[START OF DATA EXCERPTS]

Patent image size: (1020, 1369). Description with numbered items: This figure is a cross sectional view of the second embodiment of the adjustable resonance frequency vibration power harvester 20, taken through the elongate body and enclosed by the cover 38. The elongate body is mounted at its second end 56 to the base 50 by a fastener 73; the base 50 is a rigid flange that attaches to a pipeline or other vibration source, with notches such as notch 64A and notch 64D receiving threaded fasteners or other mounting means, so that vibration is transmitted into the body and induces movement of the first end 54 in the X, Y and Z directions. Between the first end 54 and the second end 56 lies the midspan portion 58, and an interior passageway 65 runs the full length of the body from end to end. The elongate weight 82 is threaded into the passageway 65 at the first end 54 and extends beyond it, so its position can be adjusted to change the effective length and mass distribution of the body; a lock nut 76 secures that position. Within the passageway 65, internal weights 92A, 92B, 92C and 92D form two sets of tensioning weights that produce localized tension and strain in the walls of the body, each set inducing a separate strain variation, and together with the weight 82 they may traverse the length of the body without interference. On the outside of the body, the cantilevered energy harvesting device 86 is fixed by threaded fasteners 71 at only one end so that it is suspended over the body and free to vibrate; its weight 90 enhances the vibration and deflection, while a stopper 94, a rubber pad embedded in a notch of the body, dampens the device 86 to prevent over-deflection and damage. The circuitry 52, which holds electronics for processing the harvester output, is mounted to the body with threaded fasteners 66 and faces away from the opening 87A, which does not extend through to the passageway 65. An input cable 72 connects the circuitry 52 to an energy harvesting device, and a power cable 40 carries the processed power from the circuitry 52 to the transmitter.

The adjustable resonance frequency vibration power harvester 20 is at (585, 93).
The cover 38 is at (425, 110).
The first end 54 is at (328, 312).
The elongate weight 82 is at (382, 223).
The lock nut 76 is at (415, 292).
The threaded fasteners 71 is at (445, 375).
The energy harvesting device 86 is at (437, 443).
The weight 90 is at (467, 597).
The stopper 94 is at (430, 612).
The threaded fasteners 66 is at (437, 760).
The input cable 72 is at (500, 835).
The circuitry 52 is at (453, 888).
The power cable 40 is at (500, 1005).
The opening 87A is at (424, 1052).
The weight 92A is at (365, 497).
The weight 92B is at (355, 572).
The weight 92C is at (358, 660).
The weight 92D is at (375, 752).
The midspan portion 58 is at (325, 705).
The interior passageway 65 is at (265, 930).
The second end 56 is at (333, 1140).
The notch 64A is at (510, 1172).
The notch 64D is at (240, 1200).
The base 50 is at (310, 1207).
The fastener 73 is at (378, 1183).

[END OF DATA EXCERPTS]

== SHORT TASK ==
Copy out, word for word, the stretch of the entries from their beginning through the line containing "The first end 54 is at (328, 312).", with that line included.

== COMPLETE OUTPUT ==
Patent image size: (1020, 1369). Description with numbered items: This figure is a cross sectional view of the second embodiment of the adjustable resonance frequency vibration power harvester 20, taken through the elongate body and enclosed by the cover 38. The elongate body is mounted at its second end 56 to the base 50 by a fastener 73; the base 50 is a rigid flange that attaches to a pipeline or other vibration source, with notches such as notch 64A and notch 64D receiving threaded fasteners or other mounting means, so that vibration is transmitted into the body and induces movement of the first end 54 in the X, Y and Z directions. Between the first end 54 and the second end 56 lies the midspan portion 58, and an interior passageway 65 runs the full length of the body from end to end. The elongate weight 82 is threaded into the passageway 65 at the first end 54 and extends beyond it, so its position can be adjusted to change the effective length and mass distribution of the body; a lock nut 76 secures that position. Within the passageway 65, internal weights 92A, 92B, 92C and 92D form two sets of tensioning weights that produce localized tension and strain in the walls of the body, each set inducing a separate strain variation, and together with the weight 82 they may traverse the length of the body without interference. On the outside of the body, the cantilevered energy harvesting device 86 is fixed by threaded fasteners 71 at only one end so that it is suspended over the body and free to vibrate; its weight 90 enhances the vibration and deflection, while a stopper 94, a rubber pad embedded in a notch of the body, dampens the device 86 to prevent over-deflection and damage. The circuitry 52, which holds electronics for processing the harvester output, is mounted to the body with threaded fasteners 66 and faces away from the opening 87A, which does not extend through to the passageway 65. An input cable 72 connects the circuitry 52 to an energy harvesting device, and a power cable 40 carries the processed power from the circuitry 52 to the transmitter.

The adjustable resonance frequency vibration power harvester 20 is at (585, 93).
The cover 38 is at (425, 110).
The first end 54 is at (328, 312).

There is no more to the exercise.